**What is needed**
Retype the records that come next, word for word.
__________________________________________________
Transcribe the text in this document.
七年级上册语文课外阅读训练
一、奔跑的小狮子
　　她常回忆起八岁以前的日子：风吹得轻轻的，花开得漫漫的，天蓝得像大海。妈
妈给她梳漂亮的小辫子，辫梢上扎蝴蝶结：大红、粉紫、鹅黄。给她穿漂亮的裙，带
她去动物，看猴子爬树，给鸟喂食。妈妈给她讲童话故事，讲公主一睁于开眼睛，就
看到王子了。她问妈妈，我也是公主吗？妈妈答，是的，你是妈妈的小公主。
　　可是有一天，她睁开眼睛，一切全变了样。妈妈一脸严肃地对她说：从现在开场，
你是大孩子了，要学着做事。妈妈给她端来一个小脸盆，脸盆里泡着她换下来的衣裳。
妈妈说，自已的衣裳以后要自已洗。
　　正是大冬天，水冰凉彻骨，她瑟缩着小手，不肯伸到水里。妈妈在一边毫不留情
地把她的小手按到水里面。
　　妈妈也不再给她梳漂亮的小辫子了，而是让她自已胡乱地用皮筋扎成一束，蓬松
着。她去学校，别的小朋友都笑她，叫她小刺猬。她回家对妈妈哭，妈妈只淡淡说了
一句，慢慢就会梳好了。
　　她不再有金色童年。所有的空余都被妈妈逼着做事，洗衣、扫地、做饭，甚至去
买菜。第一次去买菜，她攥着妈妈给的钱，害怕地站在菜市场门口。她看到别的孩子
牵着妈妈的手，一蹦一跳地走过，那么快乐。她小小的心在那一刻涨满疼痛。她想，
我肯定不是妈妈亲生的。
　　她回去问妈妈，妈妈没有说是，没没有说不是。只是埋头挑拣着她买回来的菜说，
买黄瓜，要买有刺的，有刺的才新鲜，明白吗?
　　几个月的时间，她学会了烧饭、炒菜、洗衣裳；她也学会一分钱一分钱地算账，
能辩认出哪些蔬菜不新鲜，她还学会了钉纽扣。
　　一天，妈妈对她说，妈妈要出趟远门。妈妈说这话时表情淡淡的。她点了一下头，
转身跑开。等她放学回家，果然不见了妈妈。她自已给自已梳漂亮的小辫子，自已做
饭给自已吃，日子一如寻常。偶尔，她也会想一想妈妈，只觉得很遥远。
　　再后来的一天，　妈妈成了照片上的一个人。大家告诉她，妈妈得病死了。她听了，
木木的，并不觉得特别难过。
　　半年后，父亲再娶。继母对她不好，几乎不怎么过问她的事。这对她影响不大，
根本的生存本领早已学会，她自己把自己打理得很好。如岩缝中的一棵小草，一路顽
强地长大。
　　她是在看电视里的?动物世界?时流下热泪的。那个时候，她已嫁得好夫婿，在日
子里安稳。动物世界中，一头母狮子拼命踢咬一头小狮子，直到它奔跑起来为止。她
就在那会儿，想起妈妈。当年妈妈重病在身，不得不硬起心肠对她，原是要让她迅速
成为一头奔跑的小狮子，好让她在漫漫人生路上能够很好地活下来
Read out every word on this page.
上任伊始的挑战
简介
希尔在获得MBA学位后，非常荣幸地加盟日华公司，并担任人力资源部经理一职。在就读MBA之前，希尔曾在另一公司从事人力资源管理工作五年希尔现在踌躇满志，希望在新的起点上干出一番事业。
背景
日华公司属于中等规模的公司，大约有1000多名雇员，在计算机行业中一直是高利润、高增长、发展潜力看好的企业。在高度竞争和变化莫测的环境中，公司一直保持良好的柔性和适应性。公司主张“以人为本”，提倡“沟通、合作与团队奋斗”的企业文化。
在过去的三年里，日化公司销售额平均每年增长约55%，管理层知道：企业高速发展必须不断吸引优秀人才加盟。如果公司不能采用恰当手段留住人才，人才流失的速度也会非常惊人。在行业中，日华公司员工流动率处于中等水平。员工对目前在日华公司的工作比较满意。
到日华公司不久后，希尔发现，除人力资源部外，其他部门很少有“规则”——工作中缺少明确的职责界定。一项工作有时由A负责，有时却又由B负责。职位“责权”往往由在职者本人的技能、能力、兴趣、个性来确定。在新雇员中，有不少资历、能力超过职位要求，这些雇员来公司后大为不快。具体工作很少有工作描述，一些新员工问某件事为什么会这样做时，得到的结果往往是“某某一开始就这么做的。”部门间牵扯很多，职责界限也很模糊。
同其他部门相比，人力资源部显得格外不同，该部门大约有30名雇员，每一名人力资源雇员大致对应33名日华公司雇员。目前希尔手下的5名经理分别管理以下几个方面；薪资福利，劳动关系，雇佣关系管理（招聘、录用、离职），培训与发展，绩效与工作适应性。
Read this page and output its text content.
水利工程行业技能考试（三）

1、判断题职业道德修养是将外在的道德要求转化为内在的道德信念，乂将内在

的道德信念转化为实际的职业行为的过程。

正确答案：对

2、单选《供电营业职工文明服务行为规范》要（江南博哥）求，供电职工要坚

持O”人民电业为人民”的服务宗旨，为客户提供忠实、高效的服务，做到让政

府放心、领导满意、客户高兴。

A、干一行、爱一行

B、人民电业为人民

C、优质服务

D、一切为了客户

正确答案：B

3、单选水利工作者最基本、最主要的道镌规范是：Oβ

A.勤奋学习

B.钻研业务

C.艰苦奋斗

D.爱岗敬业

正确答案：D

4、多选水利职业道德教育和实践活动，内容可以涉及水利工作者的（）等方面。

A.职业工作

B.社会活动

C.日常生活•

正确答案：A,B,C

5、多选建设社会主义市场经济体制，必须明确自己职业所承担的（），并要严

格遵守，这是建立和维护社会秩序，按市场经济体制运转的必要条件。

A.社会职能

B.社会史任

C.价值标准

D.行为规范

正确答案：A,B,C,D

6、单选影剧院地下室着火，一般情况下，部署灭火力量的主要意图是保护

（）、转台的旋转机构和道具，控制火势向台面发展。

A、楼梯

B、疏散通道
__________________________________________________
**The reply**
Transcribe the text in this document.
七年级上册语文课外阅读训练
一、奔跑的小狮子
　　她常回忆起八岁以前的日子：风吹得轻轻的，花开得漫漫的，天蓝得像大海。妈
妈给她梳漂亮的小辫子，辫梢上扎蝴蝶结：大红、粉紫、鹅黄。给她穿漂亮的裙，带
她去动物，看猴子爬树，给鸟喂食。妈妈给她讲童话故事，讲公主一睁于开眼睛，就
看到王子了。她问妈妈，我也是公主吗？妈妈答，是的，你是妈妈的小公主。
　　可是有一天，她睁开眼睛，一切全变了样。妈妈一脸严肃地对她说：从现在开场，
你是大孩子了，要学着做事。妈妈给她端来一个小脸盆，脸盆里泡着她换下来的衣裳。
妈妈说，自已的衣裳以后要自已洗。
　　正是大冬天，水冰凉彻骨，她瑟缩着小手，不肯伸到水里。妈妈在一边毫不留情
地把她的小手按到水里面。
　　妈妈也不再给她梳漂亮的小辫子了，而是让她自已胡乱地用皮筋扎成一束，蓬松
着。她去学校，别的小朋友都笑她，叫她小刺猬。她回家对妈妈哭，妈妈只淡淡说了
一句，慢慢就会梳好了。
　　她不再有金色童年。所有的空余都被妈妈逼着做事，洗衣、扫地、做饭，甚至去
买菜。第一次去买菜，她攥着妈妈给的钱，害怕地站在菜市场门口。她看到别的孩子
牵着妈妈的手，一蹦一跳地走过，那么快乐。她小小的心在那一刻涨满疼痛。她想，
我肯定不是妈妈亲生的。
　　她回去问妈妈，妈妈没有说是，没没有说不是。只是埋头挑拣着她买回来的菜说，
买黄瓜，要买有刺的，有刺的才新鲜，明白吗?
　　几个月的时间，她学会了烧饭、炒菜、洗衣裳；她也学会一分钱一分钱地算账，
能辩认出哪些蔬菜不新鲜，她还学会了钉纽扣。
　　一天，妈妈对她说，妈妈要出趟远门。妈妈说这话时表情淡淡的。她点了一下头，
转身跑开。等她放学回家，果然不见了妈妈。她自已给自已梳漂亮的小辫子，自已做
饭给自已吃，日子一如寻常。偶尔，她也会想一想妈妈，只觉得很遥远。
　　再后来的一天，　妈妈成了照片上的一个人。大家告诉她，妈妈得病死了。她听了，
木木的，并不觉得特别难过。
　　半年后，父亲再娶。继母对她不好，几乎不怎么过问她的事。这对她影响不大，
根本的生存本领早已学会，她自己把自己打理得很好。如岩缝中的一棵小草，一路顽
强地长大。
　　她是在看电视里的?动物世界?时流下热泪的。那个时候，她已嫁得好夫婿，在日
子里安稳。动物世界中，一头母狮子拼命踢咬一头小狮子，直到它奔跑起来为止。她
就在那会儿，想起妈妈。当年妈妈重病在身，不得不硬起心肠对她，原是要让她迅速
成为一头奔跑的小狮子，好让她在漫漫人生路上能够很好地活下来
Read out every word on this page.
上任伊始的挑战
简介
希尔在获得MBA学位后，非常荣幸地加盟日华公司，并担任人力资源部经理一职。在就读MBA之前，希尔曾在另一公司从事人力资源管理工作五年希尔现在踌躇满志，希望在新的起点上干出一番事业。
背景
日华公司属于中等规模的公司，大约有1000多名雇员，在计算机行业中一直是高利润、高增长、发展潜力看好的企业。在高度竞争和变化莫测的环境中，公司一直保持良好的柔性和适应性。公司主张“以人为本”，提倡“沟通、合作与团队奋斗”的企业文化。
在过去的三年里，日化公司销售额平均每年增长约55%，管理层知道：企业高速发展必须不断吸引优秀人才加盟。如果公司不能采用恰当手段留住人才，人才流失的速度也会非常惊人。在行业中，日华公司员工流动率处于中等水平。员工对目前在日华公司的工作比较满意。
到日华公司不久后，希尔发现，除人力资源部外，其他部门很少有“规则”——工作中缺少明确的职责界定。一项工作有时由A负责，有时却又由B负责。职位“责权”往往由在职者本人的技能、能力、兴趣、个性来确定。在新雇员中，有不少资历、能力超过职位要求，这些雇员来公司后大为不快。具体工作很少有工作描述，一些新员工问某件事为什么会这样做时，得到的结果往往是“某某一开始就这么做的。”部门间牵扯很多，职责界限也很模糊。
同其他部门相比，人力资源部显得格外不同，该部门大约有30名雇员，每一名人力资源雇员大致对应33名日华公司雇员。目前希尔手下的5名经理分别管理以下几个方面；薪资福利，劳动关系，雇佣关系管理（招聘、录用、离职），培训与发展，绩效与工作适应性。
Read this page and output its text content.
水利工程行业技能考试（三）

1、判断题职业道德修养是将外在的道德要求转化为内在的道德信念，乂将内在

的道德信念转化为实际的职业行为的过程。

正确答案：对

2、单选《供电营业职工文明服务行为规范》要（江南博哥）求，供电职工要坚

持O”人民电业为人民”的服务宗旨，为客户提供忠实、高效的服务，做到让政

府放心、领导满意、客户高兴。

A、干一行、爱一行

B、人民电业为人民

C、优质服务

D、一切为了客户

正确答案：B

3、单选水利工作者最基本、最主要的道镌规范是：Oβ

A.勤奋学习

B.钻研业务

C.艰苦奋斗

D.爱岗敬业

正确答案：D

4、多选水利职业道德教育和实践活动，内容可以涉及水利工作者的（）等方面。

A.职业工作

B.社会活动

C.日常生活•

正确答案：A,B,C

5、多选建设社会主义市场经济体制，必须明确自己职业所承担的（），并要严

格遵守，这是建立和维护社会秩序，按市场经济体制运转的必要条件。

A.社会职能

B.社会史任

C.价值标准

D.行为规范

正确答案：A,B,C,D

6、单选影剧院地下室着火，一般情况下，部署灭火力量的主要意图是保护

（）、转台的旋转机构和道具，控制火势向台面发展。

A、楼梯

B、疏散通道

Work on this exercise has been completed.